What is needed:
For each line in the data below that holds "весіллі", return a copy.

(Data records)
** Begin **

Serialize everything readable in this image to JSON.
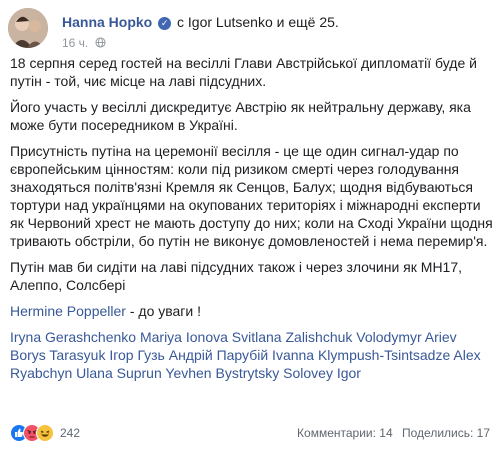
{
  "post": {
    "author": "Hanna Hopko",
    "with_prefix": "с",
    "tagged_person": "Igor Lutsenko",
    "and_more": "и ещё 25.",
    "time": "16 ч.",
    "paragraphs": [
      "18 серпня серед гостей на весіллі Глави Австрійської дипломатії буде й путін - той, чиє місце на лаві підсудних.",
      "Його участь у весіллі дискредитує Австрію як нейтральну державу, яка може бути посередником в Україні.",
      "Присутність путіна на церемонії весілля - це ще один сигнал-удар по європейським цінностям: коли під ризиком смерті через голодування знаходяться політв'язні Кремля як Сенцов, Балух; щодня відбуваються тортури над українцями на окупованих територіях і міжнародні експерти як Червоний хрест не мають доступу до них; коли на Сході України щодня тривають обстріли, бо путін не виконує домовленостей і нема перемир'я.",
      "Путін мав би сидіти на лаві підсудних також і через злочини як МН17, Алеппо, Солсбері"
    ],
    "mention_link": "Hermine Poppeller",
    "mention_suffix": " - до уваги !",
    "tags_line": "Iryna Gerashchenko Mariya Ionova Svitlana Zalishchuk Volodymyr Ariev Borys Tarasyuk Ігор Гузь Андрій Парубій Ivanna Klympush-Tsintsadze Alex Ryabchyn Ulana Suprun Yevhen Bystrytsky Solovey Igor"
  },
  "footer": {
    "reactions_count": "242",
    "comments": "Комментарии: 14",
    "shares": "Поделились: 17"
  },
  "colors": {
    "link": "#385898",
    "like": "#1877f2",
    "angry": "#f25268",
    "haha": "#f7c23e"
  },
  "icons": [
    "verified-badge-icon",
    "globe-icon",
    "like-reaction-icon",
    "angry-reaction-icon",
    "haha-reaction-icon"
  ]
}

** End **

Output below:
      "18 серпня серед гостей на весіллі Глави Австрійської дипломатії буде й путін - той, чиє місце на лаві підсудних.",
      "Його участь у весіллі дискредитує Австрію як нейтральну державу, яка може бути посередником в Україні.",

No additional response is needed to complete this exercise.